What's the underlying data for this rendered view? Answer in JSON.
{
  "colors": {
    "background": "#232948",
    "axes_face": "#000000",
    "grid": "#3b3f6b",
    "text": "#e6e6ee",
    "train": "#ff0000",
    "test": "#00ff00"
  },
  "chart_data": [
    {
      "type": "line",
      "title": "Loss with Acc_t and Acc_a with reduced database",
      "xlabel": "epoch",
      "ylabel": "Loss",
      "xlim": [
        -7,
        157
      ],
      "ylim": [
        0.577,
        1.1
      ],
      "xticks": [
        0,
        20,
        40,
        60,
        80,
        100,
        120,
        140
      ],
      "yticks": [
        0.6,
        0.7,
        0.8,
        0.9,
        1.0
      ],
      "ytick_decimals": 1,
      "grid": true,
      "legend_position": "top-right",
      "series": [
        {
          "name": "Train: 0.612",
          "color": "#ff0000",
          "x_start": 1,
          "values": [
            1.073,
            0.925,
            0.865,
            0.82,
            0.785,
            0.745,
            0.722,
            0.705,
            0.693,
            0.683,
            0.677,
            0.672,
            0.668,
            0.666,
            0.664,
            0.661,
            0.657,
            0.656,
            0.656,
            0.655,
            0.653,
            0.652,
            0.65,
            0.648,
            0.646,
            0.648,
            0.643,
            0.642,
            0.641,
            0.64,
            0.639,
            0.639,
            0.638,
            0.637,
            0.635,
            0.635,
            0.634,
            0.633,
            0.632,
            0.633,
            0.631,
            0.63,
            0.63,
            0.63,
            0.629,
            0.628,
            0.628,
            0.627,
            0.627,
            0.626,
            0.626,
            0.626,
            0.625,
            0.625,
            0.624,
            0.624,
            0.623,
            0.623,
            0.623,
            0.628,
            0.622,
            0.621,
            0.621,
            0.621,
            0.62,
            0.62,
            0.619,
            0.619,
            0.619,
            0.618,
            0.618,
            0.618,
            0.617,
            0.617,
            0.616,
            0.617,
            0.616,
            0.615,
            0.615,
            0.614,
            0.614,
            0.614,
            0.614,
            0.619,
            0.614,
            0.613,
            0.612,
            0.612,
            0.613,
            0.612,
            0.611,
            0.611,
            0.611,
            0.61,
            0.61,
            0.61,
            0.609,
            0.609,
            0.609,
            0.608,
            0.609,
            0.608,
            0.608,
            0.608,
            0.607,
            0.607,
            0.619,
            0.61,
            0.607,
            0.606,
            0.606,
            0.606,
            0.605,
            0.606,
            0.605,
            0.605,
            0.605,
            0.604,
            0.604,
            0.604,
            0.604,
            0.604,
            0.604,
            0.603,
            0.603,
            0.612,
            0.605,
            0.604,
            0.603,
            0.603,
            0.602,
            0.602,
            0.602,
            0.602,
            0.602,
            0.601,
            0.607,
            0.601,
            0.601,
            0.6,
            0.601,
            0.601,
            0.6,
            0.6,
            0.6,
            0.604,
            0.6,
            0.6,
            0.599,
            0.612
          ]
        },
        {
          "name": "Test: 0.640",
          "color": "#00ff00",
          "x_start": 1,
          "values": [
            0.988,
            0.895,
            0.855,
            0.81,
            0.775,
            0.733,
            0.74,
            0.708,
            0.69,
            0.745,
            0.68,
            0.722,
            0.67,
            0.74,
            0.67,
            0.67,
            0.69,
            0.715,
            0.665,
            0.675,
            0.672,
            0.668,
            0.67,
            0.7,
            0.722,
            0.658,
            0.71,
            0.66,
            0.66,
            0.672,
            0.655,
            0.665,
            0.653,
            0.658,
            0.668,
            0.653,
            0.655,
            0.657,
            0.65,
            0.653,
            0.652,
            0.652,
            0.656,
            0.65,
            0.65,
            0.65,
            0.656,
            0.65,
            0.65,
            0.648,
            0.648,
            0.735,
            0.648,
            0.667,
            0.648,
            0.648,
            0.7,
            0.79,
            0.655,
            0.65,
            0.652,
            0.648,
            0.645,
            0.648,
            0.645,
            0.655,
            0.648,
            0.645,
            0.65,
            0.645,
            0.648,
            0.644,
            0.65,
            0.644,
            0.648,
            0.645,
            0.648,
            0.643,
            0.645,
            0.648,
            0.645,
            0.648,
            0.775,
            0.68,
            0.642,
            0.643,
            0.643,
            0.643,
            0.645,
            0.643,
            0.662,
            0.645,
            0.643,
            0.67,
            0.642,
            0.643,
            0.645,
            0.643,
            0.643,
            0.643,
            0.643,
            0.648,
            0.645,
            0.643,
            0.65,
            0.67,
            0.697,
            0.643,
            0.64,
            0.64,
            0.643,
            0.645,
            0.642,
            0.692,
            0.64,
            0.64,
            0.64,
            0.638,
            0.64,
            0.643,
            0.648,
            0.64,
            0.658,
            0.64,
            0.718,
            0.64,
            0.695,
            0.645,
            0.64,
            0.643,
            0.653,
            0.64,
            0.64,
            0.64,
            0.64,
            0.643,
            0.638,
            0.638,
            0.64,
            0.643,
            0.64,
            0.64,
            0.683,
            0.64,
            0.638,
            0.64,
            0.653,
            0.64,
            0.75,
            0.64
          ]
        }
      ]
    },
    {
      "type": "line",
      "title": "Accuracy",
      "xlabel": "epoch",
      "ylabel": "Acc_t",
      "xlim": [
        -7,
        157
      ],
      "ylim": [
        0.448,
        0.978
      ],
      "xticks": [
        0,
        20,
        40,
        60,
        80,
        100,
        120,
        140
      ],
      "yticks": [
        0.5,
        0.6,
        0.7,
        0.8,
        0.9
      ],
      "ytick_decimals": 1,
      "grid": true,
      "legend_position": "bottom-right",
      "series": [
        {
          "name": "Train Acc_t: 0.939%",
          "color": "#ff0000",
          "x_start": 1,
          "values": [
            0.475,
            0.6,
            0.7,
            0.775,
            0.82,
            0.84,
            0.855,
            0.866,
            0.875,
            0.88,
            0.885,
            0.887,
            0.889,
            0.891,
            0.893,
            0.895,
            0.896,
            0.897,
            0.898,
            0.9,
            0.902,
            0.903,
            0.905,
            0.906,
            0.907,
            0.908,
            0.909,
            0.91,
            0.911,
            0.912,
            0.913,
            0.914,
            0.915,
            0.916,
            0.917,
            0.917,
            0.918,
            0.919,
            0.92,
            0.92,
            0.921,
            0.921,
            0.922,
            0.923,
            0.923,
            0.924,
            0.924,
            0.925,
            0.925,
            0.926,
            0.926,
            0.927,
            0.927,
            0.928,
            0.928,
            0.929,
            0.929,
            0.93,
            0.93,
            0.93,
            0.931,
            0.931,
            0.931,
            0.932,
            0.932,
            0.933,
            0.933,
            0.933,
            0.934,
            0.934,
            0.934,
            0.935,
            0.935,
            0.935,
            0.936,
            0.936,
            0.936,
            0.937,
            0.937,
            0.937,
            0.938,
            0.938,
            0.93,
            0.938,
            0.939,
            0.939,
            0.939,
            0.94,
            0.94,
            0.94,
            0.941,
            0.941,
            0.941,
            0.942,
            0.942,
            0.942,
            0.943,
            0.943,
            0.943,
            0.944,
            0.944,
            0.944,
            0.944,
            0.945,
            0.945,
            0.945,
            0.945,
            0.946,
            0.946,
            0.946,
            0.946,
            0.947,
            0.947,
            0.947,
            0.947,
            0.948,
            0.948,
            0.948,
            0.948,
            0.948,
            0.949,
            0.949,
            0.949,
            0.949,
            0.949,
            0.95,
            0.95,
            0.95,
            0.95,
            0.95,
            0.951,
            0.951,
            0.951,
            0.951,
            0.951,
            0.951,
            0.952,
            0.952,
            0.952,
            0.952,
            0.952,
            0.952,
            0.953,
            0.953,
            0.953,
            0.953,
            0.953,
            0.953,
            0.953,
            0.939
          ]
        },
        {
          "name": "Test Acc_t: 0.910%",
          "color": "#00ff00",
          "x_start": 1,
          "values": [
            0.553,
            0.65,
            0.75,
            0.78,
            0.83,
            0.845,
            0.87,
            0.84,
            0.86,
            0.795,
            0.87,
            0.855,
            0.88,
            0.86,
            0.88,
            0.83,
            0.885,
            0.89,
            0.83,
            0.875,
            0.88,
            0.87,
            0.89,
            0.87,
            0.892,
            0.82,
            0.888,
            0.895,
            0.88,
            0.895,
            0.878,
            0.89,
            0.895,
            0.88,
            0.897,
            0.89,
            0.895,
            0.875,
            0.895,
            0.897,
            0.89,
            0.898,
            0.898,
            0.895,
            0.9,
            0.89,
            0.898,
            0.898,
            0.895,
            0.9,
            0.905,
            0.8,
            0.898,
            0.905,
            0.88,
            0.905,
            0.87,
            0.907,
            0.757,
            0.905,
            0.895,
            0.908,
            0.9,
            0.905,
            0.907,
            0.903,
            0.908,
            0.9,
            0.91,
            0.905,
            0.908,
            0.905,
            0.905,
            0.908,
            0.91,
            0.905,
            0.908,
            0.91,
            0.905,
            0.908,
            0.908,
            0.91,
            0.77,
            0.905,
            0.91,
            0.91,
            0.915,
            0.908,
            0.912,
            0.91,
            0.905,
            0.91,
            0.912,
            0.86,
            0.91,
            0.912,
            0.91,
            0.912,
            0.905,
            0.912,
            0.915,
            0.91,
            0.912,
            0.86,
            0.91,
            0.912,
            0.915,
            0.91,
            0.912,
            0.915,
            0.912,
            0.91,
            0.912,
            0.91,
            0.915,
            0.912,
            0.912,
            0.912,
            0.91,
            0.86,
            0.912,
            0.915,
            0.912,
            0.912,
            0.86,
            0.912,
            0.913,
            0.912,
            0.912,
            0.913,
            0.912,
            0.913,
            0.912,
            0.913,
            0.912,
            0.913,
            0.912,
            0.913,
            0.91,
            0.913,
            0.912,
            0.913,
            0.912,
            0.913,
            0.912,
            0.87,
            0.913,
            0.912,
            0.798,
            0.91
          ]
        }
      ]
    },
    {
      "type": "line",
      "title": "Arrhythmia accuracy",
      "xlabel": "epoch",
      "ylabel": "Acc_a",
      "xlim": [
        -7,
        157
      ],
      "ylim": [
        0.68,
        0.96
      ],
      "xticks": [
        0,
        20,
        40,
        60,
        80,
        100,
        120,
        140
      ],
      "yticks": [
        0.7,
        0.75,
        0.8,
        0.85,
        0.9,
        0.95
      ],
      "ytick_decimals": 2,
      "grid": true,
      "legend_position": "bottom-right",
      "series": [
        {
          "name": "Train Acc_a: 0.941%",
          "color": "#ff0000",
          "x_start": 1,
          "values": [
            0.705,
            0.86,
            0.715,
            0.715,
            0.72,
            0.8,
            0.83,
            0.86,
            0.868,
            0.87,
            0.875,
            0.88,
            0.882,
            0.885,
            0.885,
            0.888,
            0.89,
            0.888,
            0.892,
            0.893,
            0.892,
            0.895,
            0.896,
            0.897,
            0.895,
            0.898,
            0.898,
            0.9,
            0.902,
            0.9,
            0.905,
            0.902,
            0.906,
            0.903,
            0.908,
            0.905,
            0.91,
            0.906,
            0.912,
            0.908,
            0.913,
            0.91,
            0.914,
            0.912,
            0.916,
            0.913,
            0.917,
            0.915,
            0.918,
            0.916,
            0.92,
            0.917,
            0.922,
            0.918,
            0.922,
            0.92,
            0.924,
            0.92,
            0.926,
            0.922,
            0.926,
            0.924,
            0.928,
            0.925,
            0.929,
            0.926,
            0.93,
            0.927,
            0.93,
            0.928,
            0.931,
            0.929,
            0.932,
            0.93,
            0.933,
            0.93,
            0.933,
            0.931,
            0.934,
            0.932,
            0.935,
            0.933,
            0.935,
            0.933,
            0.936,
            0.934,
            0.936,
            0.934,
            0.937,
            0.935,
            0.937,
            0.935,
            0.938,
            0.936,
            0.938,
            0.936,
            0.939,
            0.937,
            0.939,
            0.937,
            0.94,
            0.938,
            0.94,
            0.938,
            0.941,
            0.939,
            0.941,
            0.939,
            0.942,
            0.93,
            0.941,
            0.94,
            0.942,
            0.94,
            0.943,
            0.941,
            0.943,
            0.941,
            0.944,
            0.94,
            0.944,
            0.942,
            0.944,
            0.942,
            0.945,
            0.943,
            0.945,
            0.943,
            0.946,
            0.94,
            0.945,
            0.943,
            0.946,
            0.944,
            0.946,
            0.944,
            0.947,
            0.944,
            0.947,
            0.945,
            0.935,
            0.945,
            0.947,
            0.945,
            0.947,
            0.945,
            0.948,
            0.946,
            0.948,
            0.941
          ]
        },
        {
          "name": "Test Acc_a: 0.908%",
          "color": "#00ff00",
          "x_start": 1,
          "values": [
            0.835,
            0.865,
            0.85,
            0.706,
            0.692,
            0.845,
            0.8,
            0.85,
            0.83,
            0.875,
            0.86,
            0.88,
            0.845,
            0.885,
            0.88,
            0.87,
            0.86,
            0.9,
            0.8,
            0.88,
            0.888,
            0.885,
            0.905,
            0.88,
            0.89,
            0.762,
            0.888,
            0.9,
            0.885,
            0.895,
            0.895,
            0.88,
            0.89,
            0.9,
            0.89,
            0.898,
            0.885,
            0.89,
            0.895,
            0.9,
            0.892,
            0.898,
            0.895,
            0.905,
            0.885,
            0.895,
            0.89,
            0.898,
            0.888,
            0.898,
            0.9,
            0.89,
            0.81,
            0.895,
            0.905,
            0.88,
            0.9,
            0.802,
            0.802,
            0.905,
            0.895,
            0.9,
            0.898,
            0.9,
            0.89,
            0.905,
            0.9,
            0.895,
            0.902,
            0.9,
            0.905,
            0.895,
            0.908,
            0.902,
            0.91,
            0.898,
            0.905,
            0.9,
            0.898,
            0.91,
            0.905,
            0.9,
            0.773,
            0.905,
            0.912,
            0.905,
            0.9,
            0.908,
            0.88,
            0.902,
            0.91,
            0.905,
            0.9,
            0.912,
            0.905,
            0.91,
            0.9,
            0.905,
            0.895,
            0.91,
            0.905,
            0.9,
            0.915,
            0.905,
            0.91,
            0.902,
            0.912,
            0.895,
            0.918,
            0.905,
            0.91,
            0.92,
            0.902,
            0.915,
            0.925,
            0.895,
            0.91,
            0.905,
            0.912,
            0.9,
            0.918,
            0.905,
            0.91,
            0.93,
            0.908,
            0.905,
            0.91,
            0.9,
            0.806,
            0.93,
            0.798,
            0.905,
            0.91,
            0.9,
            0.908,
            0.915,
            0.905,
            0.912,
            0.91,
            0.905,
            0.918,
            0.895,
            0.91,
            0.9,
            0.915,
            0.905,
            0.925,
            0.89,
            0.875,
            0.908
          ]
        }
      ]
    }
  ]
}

--

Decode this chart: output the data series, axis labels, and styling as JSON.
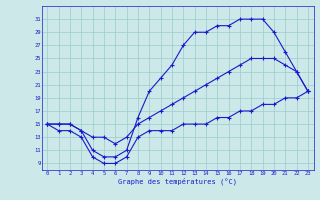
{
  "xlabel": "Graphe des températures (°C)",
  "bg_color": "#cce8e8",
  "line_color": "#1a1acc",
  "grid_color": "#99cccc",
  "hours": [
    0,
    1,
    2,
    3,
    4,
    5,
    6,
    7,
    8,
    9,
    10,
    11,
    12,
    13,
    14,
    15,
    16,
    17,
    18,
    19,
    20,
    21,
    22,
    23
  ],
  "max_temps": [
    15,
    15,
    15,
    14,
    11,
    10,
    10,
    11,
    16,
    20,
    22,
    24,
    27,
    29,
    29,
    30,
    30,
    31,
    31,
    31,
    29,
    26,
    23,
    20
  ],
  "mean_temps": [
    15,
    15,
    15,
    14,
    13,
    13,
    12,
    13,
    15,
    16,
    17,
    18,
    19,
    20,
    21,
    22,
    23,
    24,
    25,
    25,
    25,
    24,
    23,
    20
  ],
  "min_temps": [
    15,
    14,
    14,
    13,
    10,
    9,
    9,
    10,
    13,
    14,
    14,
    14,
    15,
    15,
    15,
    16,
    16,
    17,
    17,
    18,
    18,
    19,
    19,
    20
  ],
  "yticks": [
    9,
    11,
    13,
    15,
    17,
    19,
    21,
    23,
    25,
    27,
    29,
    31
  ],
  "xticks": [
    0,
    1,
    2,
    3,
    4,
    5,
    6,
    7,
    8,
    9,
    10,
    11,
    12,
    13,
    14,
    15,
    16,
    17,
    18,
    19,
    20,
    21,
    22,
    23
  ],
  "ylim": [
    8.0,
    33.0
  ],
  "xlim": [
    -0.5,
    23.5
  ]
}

# [Exercise directions]
Using the listing, copy every line where the word "Loss" shows up.

# [Complete response]
      "title": "Loss with Acc_t and Acc_a with reduced database",
      "ylabel": "Loss",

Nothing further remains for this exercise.